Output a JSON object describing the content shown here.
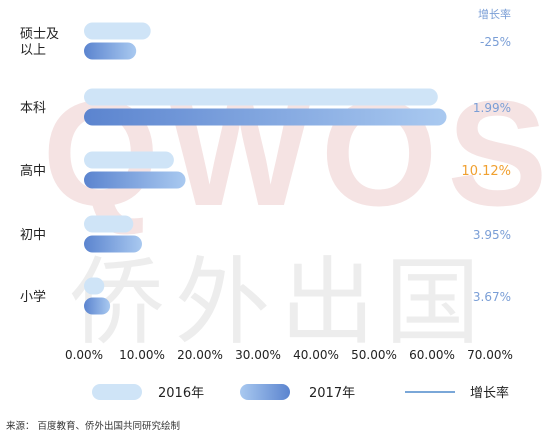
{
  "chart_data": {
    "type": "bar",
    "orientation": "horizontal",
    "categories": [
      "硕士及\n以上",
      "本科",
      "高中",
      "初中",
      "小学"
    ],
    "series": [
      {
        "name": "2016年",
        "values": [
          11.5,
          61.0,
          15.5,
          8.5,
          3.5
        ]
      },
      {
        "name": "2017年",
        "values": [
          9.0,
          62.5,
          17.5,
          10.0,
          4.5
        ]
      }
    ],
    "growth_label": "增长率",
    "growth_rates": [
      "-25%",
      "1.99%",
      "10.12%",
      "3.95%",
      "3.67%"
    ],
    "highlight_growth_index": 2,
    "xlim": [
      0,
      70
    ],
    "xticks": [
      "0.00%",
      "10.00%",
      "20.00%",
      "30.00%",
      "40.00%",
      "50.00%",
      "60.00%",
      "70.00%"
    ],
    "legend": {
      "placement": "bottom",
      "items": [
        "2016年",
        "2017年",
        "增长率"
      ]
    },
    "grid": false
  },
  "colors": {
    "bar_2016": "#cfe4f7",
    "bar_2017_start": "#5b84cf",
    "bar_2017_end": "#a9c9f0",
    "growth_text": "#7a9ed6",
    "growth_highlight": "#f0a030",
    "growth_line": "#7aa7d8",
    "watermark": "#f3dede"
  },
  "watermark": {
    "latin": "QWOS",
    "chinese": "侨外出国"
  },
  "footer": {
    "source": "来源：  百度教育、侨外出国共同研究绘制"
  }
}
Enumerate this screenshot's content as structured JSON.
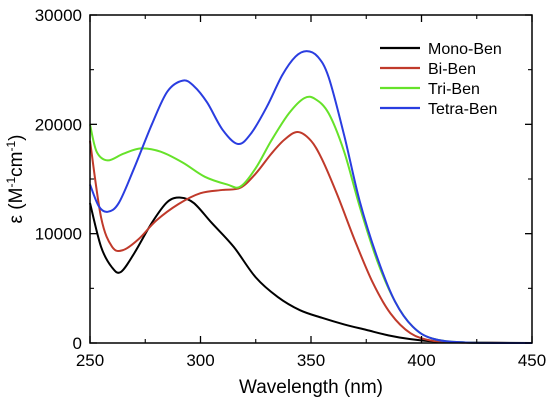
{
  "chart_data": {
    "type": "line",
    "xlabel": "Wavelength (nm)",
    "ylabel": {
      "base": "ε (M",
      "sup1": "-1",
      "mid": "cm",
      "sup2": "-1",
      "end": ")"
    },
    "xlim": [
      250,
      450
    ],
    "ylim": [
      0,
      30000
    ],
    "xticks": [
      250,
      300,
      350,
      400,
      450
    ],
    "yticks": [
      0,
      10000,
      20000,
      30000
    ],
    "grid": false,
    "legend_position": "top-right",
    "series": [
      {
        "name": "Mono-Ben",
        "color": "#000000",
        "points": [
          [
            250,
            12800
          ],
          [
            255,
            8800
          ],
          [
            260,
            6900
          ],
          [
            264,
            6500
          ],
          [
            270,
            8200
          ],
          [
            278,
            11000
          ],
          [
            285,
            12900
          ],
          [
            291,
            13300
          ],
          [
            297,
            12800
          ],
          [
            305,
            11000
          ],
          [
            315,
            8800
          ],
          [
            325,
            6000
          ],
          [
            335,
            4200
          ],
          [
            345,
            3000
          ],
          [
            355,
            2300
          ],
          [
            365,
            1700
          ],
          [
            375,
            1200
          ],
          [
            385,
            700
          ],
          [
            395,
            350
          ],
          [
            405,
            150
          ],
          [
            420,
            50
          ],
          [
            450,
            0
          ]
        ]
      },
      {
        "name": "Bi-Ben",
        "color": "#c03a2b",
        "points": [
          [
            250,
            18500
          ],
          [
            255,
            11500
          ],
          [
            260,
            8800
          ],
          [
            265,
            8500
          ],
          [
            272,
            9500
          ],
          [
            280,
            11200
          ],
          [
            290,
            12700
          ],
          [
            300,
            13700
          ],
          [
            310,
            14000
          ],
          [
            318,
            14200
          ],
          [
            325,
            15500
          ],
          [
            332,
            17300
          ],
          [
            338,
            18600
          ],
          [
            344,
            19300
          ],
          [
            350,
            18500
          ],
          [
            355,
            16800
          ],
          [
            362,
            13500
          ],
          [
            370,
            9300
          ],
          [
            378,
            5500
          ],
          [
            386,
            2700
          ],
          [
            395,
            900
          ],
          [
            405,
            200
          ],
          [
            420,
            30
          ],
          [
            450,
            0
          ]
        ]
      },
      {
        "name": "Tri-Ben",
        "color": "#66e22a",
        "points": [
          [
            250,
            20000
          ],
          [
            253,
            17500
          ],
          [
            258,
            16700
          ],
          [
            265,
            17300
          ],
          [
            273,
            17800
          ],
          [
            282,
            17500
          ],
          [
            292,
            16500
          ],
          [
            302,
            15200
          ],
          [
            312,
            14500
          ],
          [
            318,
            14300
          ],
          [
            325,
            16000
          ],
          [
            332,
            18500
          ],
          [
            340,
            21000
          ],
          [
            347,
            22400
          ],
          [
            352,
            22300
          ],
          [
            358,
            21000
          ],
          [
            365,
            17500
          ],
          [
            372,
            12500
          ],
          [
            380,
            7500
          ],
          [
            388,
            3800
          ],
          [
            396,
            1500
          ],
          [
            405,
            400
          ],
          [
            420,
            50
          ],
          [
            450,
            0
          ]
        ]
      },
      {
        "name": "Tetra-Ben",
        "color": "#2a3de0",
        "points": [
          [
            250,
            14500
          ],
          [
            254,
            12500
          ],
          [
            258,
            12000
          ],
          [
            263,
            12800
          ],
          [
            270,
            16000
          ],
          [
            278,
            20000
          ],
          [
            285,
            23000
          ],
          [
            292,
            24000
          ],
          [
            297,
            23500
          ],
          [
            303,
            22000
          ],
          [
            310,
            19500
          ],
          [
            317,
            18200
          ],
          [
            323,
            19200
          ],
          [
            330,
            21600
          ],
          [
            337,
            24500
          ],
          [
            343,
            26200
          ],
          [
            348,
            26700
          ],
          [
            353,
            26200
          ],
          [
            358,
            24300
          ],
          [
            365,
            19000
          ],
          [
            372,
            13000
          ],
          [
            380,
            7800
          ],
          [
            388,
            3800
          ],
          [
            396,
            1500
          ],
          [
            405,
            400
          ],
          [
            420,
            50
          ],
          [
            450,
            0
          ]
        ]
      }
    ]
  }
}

...

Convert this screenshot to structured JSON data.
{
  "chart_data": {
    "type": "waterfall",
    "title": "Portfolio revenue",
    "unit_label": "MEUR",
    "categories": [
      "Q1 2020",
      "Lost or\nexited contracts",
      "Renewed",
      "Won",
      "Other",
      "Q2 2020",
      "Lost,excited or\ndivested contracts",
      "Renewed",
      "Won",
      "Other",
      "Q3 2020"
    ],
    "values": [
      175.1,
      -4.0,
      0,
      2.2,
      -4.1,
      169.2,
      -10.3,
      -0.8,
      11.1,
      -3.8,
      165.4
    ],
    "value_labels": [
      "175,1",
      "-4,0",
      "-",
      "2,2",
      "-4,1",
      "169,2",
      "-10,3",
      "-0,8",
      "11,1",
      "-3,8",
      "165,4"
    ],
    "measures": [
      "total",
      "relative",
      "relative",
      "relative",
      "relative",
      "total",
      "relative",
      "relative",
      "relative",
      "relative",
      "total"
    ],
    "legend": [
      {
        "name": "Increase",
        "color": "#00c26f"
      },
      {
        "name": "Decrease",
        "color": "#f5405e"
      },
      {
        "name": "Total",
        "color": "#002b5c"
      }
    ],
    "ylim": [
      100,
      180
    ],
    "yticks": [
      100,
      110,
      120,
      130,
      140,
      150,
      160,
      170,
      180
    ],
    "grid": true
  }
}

PROMPT:
Lines holding the word "contracts" in the entries above are the ones to pull out. Copy them all.

PROBLEM SOLUTION:
      "Lost or\nexited contracts",
      "Lost,excited or\ndivested contracts",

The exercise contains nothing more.